• **Records for this exercise**
--*--
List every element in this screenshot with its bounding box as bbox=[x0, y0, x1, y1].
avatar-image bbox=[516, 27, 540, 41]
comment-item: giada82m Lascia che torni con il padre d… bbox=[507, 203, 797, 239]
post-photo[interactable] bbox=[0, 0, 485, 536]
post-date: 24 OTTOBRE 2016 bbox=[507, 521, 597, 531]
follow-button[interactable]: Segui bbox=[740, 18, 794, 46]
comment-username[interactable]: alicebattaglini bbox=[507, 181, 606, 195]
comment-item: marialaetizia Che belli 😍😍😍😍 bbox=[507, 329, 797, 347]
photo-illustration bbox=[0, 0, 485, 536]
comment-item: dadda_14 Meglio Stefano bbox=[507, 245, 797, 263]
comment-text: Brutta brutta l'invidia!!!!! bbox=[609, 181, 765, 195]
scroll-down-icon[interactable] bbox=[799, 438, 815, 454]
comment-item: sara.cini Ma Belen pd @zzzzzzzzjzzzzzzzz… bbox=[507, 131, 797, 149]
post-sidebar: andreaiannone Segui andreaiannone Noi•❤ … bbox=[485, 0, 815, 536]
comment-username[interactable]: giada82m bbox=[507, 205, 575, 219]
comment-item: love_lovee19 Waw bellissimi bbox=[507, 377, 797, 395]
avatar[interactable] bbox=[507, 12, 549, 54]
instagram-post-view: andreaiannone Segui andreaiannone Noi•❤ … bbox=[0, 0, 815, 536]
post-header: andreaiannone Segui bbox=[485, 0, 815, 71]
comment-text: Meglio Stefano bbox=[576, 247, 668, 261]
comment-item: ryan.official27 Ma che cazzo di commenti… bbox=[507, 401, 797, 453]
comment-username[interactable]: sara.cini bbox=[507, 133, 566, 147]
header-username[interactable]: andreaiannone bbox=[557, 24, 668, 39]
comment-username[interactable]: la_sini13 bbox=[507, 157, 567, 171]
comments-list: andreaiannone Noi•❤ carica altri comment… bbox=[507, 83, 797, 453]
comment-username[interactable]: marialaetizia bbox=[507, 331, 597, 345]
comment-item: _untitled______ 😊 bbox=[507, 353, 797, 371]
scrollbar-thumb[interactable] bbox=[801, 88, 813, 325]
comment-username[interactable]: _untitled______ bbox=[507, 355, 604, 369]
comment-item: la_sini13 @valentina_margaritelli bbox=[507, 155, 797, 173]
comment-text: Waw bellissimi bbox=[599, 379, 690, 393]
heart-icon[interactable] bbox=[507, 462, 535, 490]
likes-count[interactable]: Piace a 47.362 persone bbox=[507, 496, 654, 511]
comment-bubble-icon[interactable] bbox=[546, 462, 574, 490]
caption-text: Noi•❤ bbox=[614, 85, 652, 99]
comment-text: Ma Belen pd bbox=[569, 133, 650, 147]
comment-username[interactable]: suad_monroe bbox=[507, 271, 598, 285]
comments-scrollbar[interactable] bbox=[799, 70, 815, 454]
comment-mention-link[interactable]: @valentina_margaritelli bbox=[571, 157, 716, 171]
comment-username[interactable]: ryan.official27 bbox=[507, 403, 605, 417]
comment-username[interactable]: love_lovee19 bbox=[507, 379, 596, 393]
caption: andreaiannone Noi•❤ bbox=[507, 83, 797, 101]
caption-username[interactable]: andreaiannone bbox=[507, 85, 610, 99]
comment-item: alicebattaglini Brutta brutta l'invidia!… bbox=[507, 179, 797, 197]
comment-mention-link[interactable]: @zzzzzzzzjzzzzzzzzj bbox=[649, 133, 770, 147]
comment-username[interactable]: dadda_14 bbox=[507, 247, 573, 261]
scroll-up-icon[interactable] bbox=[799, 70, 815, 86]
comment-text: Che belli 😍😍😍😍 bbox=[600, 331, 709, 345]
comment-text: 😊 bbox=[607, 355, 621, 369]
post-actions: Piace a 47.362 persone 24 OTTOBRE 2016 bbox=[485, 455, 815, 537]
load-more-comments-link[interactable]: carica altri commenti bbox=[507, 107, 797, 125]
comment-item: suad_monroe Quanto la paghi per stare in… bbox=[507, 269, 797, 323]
--*--
• **Work to complete**
Copy out the listing again, from its first line through the line holding "comment-item: giada82m Lascia", inclusive.

• **Complete output**
List every element in this screenshot with its bounding box as bbox=[x0, y0, x1, y1].
avatar-image bbox=[516, 27, 540, 41]
comment-item: giada82m Lascia che torni con il padre d… bbox=[507, 203, 797, 239]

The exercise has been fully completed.